--- Start GIVEN DATA ---
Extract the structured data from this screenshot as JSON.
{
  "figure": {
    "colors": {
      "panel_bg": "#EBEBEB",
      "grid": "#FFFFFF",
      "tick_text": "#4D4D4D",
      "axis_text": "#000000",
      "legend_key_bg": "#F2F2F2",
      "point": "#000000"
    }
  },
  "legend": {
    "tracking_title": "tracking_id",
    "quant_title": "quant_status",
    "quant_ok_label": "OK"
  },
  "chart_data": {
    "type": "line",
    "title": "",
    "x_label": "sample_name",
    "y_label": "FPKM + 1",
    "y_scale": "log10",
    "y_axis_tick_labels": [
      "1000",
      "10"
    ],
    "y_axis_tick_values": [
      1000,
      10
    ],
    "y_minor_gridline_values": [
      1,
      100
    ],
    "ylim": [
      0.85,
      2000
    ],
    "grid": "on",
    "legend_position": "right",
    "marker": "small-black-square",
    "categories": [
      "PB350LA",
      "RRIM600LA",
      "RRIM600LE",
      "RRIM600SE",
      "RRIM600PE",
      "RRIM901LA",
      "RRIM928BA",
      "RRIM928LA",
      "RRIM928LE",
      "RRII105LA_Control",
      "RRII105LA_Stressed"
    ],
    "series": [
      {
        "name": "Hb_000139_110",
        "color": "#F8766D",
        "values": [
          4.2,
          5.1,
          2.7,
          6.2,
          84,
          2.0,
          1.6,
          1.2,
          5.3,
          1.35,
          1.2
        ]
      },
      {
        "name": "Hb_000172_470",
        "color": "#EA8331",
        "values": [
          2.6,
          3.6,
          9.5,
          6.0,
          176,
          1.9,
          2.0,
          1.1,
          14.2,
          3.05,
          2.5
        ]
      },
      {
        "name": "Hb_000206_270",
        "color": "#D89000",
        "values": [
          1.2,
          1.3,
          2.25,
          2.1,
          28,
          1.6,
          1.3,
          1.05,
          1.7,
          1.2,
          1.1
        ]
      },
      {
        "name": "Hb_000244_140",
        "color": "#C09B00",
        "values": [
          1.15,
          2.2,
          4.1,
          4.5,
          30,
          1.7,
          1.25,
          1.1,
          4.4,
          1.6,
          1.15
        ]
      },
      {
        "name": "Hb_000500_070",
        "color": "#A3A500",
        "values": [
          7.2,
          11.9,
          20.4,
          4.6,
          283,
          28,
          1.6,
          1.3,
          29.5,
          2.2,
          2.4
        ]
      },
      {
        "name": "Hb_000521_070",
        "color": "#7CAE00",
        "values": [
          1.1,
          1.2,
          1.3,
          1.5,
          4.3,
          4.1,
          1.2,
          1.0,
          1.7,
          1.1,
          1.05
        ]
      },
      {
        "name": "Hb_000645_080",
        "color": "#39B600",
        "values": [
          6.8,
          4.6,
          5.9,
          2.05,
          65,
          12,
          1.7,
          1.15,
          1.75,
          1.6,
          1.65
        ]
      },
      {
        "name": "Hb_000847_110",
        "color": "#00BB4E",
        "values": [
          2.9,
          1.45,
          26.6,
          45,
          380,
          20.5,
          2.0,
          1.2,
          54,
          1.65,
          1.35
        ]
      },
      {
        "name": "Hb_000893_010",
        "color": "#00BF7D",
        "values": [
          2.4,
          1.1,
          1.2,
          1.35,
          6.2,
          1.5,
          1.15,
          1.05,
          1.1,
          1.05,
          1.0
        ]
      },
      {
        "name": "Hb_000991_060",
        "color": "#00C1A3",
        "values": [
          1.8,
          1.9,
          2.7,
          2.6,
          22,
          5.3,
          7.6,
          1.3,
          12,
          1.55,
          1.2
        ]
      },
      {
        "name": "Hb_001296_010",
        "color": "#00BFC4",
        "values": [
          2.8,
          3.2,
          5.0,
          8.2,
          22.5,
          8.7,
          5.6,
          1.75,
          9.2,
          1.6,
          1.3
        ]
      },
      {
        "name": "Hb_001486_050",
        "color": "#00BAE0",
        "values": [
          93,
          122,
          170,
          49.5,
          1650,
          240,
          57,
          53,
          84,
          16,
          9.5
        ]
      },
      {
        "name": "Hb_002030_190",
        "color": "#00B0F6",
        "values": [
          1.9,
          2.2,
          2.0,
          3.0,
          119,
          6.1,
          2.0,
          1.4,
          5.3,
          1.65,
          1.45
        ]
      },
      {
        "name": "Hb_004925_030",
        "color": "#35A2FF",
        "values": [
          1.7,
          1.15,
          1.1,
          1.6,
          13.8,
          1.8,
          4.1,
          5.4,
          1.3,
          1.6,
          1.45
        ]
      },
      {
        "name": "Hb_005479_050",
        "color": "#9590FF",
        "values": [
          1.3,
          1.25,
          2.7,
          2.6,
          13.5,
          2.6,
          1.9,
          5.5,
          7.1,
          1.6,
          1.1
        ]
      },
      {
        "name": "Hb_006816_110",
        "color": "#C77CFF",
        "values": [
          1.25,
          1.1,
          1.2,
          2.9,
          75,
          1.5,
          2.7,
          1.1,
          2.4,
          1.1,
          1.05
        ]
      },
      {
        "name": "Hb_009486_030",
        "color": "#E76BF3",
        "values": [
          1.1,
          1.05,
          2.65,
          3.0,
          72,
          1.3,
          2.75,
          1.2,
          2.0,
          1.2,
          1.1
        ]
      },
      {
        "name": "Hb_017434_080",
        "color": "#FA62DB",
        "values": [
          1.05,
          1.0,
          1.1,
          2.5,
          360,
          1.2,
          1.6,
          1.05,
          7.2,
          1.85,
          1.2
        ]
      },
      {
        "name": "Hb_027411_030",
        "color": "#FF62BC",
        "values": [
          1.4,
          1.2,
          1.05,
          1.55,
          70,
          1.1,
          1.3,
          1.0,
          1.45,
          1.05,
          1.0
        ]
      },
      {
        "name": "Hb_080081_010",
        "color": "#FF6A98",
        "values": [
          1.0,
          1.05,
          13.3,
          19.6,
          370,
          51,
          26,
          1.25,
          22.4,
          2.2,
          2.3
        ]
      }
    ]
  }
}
--- End GIVEN DATA ---
*DIRECTIVE*. Using the material above, print every entry exactly as written.

*EXPECTED ANSWER*.
Extract the structured data from this screenshot as JSON.
{
  "figure": {
    "colors": {
      "panel_bg": "#EBEBEB",
      "grid": "#FFFFFF",
      "tick_text": "#4D4D4D",
      "axis_text": "#000000",
      "legend_key_bg": "#F2F2F2",
      "point": "#000000"
    }
  },
  "legend": {
    "tracking_title": "tracking_id",
    "quant_title": "quant_status",
    "quant_ok_label": "OK"
  },
  "chart_data": {
    "type": "line",
    "title": "",
    "x_label": "sample_name",
    "y_label": "FPKM + 1",
    "y_scale": "log10",
    "y_axis_tick_labels": [
      "1000",
      "10"
    ],
    "y_axis_tick_values": [
      1000,
      10
    ],
    "y_minor_gridline_values": [
      1,
      100
    ],
    "ylim": [
      0.85,
      2000
    ],
    "grid": "on",
    "legend_position": "right",
    "marker": "small-black-square",
    "categories": [
      "PB350LA",
      "RRIM600LA",
      "RRIM600LE",
      "RRIM600SE",
      "RRIM600PE",
      "RRIM901LA",
      "RRIM928BA",
      "RRIM928LA",
      "RRIM928LE",
      "RRII105LA_Control",
      "RRII105LA_Stressed"
    ],
    "series": [
      {
        "name": "Hb_000139_110",
        "color": "#F8766D",
        "values": [
          4.2,
          5.1,
          2.7,
          6.2,
          84,
          2.0,
          1.6,
          1.2,
          5.3,
          1.35,
          1.2
        ]
      },
      {
        "name": "Hb_000172_470",
        "color": "#EA8331",
        "values": [
          2.6,
          3.6,
          9.5,
          6.0,
          176,
          1.9,
          2.0,
          1.1,
          14.2,
          3.05,
          2.5
        ]
      },
      {
        "name": "Hb_000206_270",
        "color": "#D89000",
        "values": [
          1.2,
          1.3,
          2.25,
          2.1,
          28,
          1.6,
          1.3,
          1.05,
          1.7,
          1.2,
          1.1
        ]
      },
      {
        "name": "Hb_000244_140",
        "color": "#C09B00",
        "values": [
          1.15,
          2.2,
          4.1,
          4.5,
          30,
          1.7,
          1.25,
          1.1,
          4.4,
          1.6,
          1.15
        ]
      },
      {
        "name": "Hb_000500_070",
        "color": "#A3A500",
        "values": [
          7.2,
          11.9,
          20.4,
          4.6,
          283,
          28,
          1.6,
          1.3,
          29.5,
          2.2,
          2.4
        ]
      },
      {
        "name": "Hb_000521_070",
        "color": "#7CAE00",
        "values": [
          1.1,
          1.2,
          1.3,
          1.5,
          4.3,
          4.1,
          1.2,
          1.0,
          1.7,
          1.1,
          1.05
        ]
      },
      {
        "name": "Hb_000645_080",
        "color": "#39B600",
        "values": [
          6.8,
          4.6,
          5.9,
          2.05,
          65,
          12,
          1.7,
          1.15,
          1.75,
          1.6,
          1.65
        ]
      },
      {
        "name": "Hb_000847_110",
        "color": "#00BB4E",
        "values": [
          2.9,
          1.45,
          26.6,
          45,
          380,
          20.5,
          2.0,
          1.2,
          54,
          1.65,
          1.35
        ]
      },
      {
        "name": "Hb_000893_010",
        "color": "#00BF7D",
        "values": [
          2.4,
          1.1,
          1.2,
          1.35,
          6.2,
          1.5,
          1.15,
          1.05,
          1.1,
          1.05,
          1.0
        ]
      },
      {
        "name": "Hb_000991_060",
        "color": "#00C1A3",
        "values": [
          1.8,
          1.9,
          2.7,
          2.6,
          22,
          5.3,
          7.6,
          1.3,
          12,
          1.55,
          1.2
        ]
      },
      {
        "name": "Hb_001296_010",
        "color": "#00BFC4",
        "values": [
          2.8,
          3.2,
          5.0,
          8.2,
          22.5,
          8.7,
          5.6,
          1.75,
          9.2,
          1.6,
          1.3
        ]
      },
      {
        "name": "Hb_001486_050",
        "color": "#00BAE0",
        "values": [
          93,
          122,
          170,
          49.5,
          1650,
          240,
          57,
          53,
          84,
          16,
          9.5
        ]
      },
      {
        "name": "Hb_002030_190",
        "color": "#00B0F6",
        "values": [
          1.9,
          2.2,
          2.0,
          3.0,
          119,
          6.1,
          2.0,
          1.4,
          5.3,
          1.65,
          1.45
        ]
      },
      {
        "name": "Hb_004925_030",
        "color": "#35A2FF",
        "values": [
          1.7,
          1.15,
          1.1,
          1.6,
          13.8,
          1.8,
          4.1,
          5.4,
          1.3,
          1.6,
          1.45
        ]
      },
      {
        "name": "Hb_005479_050",
        "color": "#9590FF",
        "values": [
          1.3,
          1.25,
          2.7,
          2.6,
          13.5,
          2.6,
          1.9,
          5.5,
          7.1,
          1.6,
          1.1
        ]
      },
      {
        "name": "Hb_006816_110",
        "color": "#C77CFF",
        "values": [
          1.25,
          1.1,
          1.2,
          2.9,
          75,
          1.5,
          2.7,
          1.1,
          2.4,
          1.1,
          1.05
        ]
      },
      {
        "name": "Hb_009486_030",
        "color": "#E76BF3",
        "values": [
          1.1,
          1.05,
          2.65,
          3.0,
          72,
          1.3,
          2.75,
          1.2,
          2.0,
          1.2,
          1.1
        ]
      },
      {
        "name": "Hb_017434_080",
        "color": "#FA62DB",
        "values": [
          1.05,
          1.0,
          1.1,
          2.5,
          360,
          1.2,
          1.6,
          1.05,
          7.2,
          1.85,
          1.2
        ]
      },
      {
        "name": "Hb_027411_030",
        "color": "#FF62BC",
        "values": [
          1.4,
          1.2,
          1.05,
          1.55,
          70,
          1.1,
          1.3,
          1.0,
          1.45,
          1.05,
          1.0
        ]
      },
      {
        "name": "Hb_080081_010",
        "color": "#FF6A98",
        "values": [
          1.0,
          1.05,
          13.3,
          19.6,
          370,
          51,
          26,
          1.25,
          22.4,
          2.2,
          2.3
        ]
      }
    ]
  }
}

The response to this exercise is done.